_TASK OBJECTIVE_
Show, in full, each line of the data that contains "Зарубежная".

---------- ITEMS

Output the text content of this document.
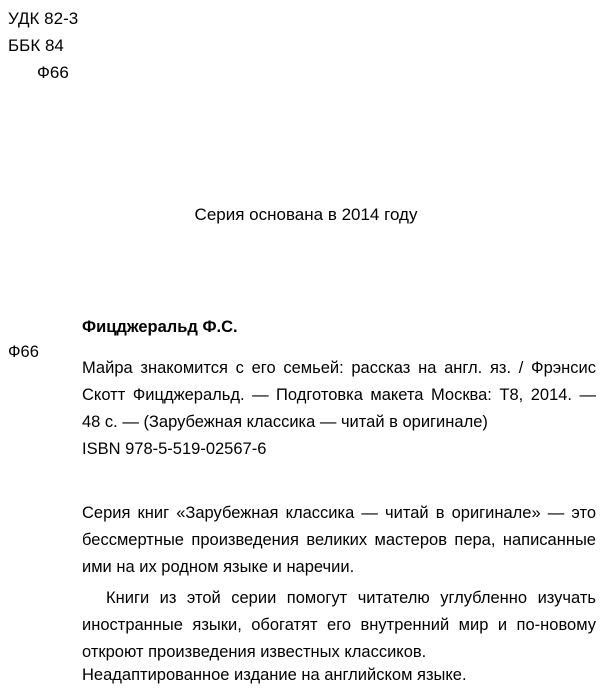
УДК 82-3

ББК 84

Ф66

Серия основана в 2014 году

Фицджеральд Ф.С.

Ф66

Майра знакомится с его семьей: рассказ на англ. яз. / Фрэнсис

Скотт Фицджеральд. — Подготовка макета Москва: T8, 2014. —

48 с. — (Зарубежная классика — читай в оригинале)

ISBN 978-5-519-02567-6

Серия книг «Зарубежная классика — читай в оригинале» — это

бессмертные произведения великих мастеров пера, написанные

ими на их родном языке и наречии.

Книги из этой серии помогут читателю углубленно изучать

иностранные языки, обогатят его внутренний мир и по-новому

откроют произведения известных классиков.

Неадаптированное издание на английском языке.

--------------------

_PROBLEM SOLUTION_
48 с. — (Зарубежная классика — читай в оригинале)
Серия книг «Зарубежная классика — читай в оригинале» — это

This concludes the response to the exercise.